══ EXTRACTED MATERIAL

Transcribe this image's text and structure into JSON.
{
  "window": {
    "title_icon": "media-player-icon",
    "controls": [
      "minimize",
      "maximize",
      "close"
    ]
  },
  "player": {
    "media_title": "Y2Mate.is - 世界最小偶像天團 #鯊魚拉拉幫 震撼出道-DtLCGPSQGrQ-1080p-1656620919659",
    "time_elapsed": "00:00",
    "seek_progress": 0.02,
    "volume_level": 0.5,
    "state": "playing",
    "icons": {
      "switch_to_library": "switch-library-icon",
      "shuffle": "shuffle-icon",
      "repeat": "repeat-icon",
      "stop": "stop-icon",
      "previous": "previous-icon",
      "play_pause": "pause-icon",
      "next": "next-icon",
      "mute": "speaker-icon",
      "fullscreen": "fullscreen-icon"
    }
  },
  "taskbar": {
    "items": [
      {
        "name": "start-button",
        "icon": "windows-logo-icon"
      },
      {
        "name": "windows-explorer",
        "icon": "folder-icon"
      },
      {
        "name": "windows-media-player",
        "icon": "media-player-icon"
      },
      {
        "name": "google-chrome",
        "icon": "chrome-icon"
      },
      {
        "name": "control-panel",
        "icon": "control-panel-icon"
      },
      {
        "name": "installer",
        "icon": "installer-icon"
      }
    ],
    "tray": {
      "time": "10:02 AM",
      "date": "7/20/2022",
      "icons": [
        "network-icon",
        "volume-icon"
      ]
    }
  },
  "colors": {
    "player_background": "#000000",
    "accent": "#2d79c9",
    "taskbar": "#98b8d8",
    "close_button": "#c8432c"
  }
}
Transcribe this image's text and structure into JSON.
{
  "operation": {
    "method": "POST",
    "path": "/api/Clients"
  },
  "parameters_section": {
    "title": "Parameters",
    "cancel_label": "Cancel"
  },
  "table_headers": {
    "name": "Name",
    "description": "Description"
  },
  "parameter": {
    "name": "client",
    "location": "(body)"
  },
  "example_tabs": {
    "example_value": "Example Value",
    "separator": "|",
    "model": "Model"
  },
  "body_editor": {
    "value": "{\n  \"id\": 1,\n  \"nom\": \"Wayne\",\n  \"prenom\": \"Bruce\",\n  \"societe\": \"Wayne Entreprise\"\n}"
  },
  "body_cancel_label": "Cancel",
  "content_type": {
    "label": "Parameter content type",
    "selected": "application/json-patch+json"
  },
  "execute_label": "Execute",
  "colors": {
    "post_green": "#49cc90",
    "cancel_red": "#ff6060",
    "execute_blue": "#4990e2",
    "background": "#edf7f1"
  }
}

════

TASK STATEMENT: Exact copies of all the records are required.

OUTPUT:
Transcribe this image's text and structure into JSON.
{
  "window": {
    "title_icon": "media-player-icon",
    "controls": [
      "minimize",
      "maximize",
      "close"
    ]
  },
  "player": {
    "media_title": "Y2Mate.is - 世界最小偶像天團 #鯊魚拉拉幫 震撼出道-DtLCGPSQGrQ-1080p-1656620919659",
    "time_elapsed": "00:00",
    "seek_progress": 0.02,
    "volume_level": 0.5,
    "state": "playing",
    "icons": {
      "switch_to_library": "switch-library-icon",
      "shuffle": "shuffle-icon",
      "repeat": "repeat-icon",
      "stop": "stop-icon",
      "previous": "previous-icon",
      "play_pause": "pause-icon",
      "next": "next-icon",
      "mute": "speaker-icon",
      "fullscreen": "fullscreen-icon"
    }
  },
  "taskbar": {
    "items": [
      {
        "name": "start-button",
        "icon": "windows-logo-icon"
      },
      {
        "name": "windows-explorer",
        "icon": "folder-icon"
      },
      {
        "name": "windows-media-player",
        "icon": "media-player-icon"
      },
      {
        "name": "google-chrome",
        "icon": "chrome-icon"
      },
      {
        "name": "control-panel",
        "icon": "control-panel-icon"
      },
      {
        "name": "installer",
        "icon": "installer-icon"
      }
    ],
    "tray": {
      "time": "10:02 AM",
      "date": "7/20/2022",
      "icons": [
        "network-icon",
        "volume-icon"
      ]
    }
  },
  "colors": {
    "player_background": "#000000",
    "accent": "#2d79c9",
    "taskbar": "#98b8d8",
    "close_button": "#c8432c"
  }
}
Transcribe this image's text and structure into JSON.
{
  "operation": {
    "method": "POST",
    "path": "/api/Clients"
  },
  "parameters_section": {
    "title": "Parameters",
    "cancel_label": "Cancel"
  },
  "table_headers": {
    "name": "Name",
    "description": "Description"
  },
  "parameter": {
    "name": "client",
    "location": "(body)"
  },
  "example_tabs": {
    "example_value": "Example Value",
    "separator": "|",
    "model": "Model"
  },
  "body_editor": {
    "value": "{\n  \"id\": 1,\n  \"nom\": \"Wayne\",\n  \"prenom\": \"Bruce\",\n  \"societe\": \"Wayne Entreprise\"\n}"
  },
  "body_cancel_label": "Cancel",
  "content_type": {
    "label": "Parameter content type",
    "selected": "application/json-patch+json"
  },
  "execute_label": "Execute",
  "colors": {
    "post_green": "#49cc90",
    "cancel_red": "#ff6060",
    "execute_blue": "#4990e2",
    "background": "#edf7f1"
  }
}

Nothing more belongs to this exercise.